- **Directions**
The records below hold pictures; please leave those out and retype the rest exactly.

(Figure data in JSON)
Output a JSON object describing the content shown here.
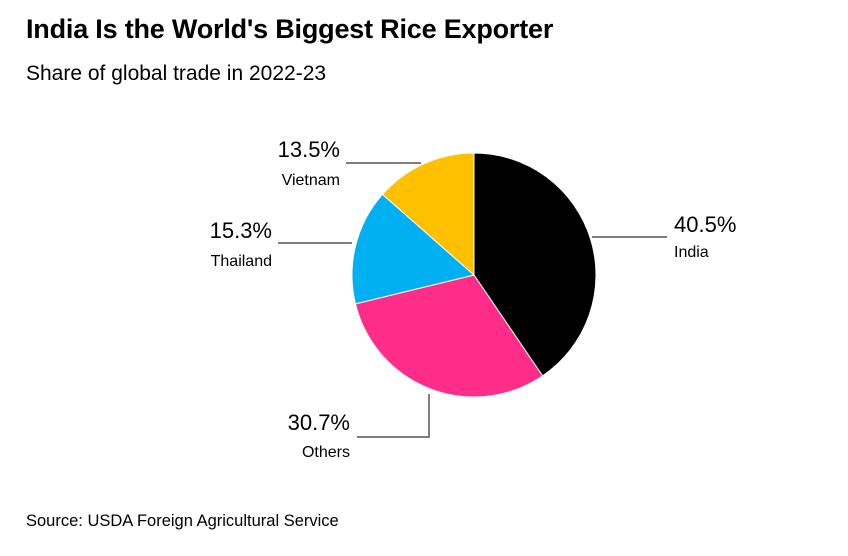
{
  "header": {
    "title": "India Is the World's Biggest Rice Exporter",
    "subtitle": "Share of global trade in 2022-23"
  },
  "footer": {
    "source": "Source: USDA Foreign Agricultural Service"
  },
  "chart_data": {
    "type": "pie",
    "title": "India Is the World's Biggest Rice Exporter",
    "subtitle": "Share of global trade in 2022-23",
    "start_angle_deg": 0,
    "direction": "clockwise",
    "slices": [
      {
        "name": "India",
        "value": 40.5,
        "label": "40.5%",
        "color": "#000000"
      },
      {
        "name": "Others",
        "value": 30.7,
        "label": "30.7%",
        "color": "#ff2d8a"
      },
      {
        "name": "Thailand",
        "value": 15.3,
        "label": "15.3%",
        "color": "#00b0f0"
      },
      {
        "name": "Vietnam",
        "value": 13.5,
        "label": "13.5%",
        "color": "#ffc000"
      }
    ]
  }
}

- **Complete answer**
Output a JSON object describing the content shown here.
{
  "header": {
    "title": "India Is the World's Biggest Rice Exporter",
    "subtitle": "Share of global trade in 2022-23"
  },
  "footer": {
    "source": "Source: USDA Foreign Agricultural Service"
  },
  "chart_data": {
    "type": "pie",
    "title": "India Is the World's Biggest Rice Exporter",
    "subtitle": "Share of global trade in 2022-23",
    "start_angle_deg": 0,
    "direction": "clockwise",
    "slices": [
      {
        "name": "India",
        "value": 40.5,
        "label": "40.5%",
        "color": "#000000"
      },
      {
        "name": "Others",
        "value": 30.7,
        "label": "30.7%",
        "color": "#ff2d8a"
      },
      {
        "name": "Thailand",
        "value": 15.3,
        "label": "15.3%",
        "color": "#00b0f0"
      },
      {
        "name": "Vietnam",
        "value": 13.5,
        "label": "13.5%",
        "color": "#ffc000"
      }
    ]
  }
}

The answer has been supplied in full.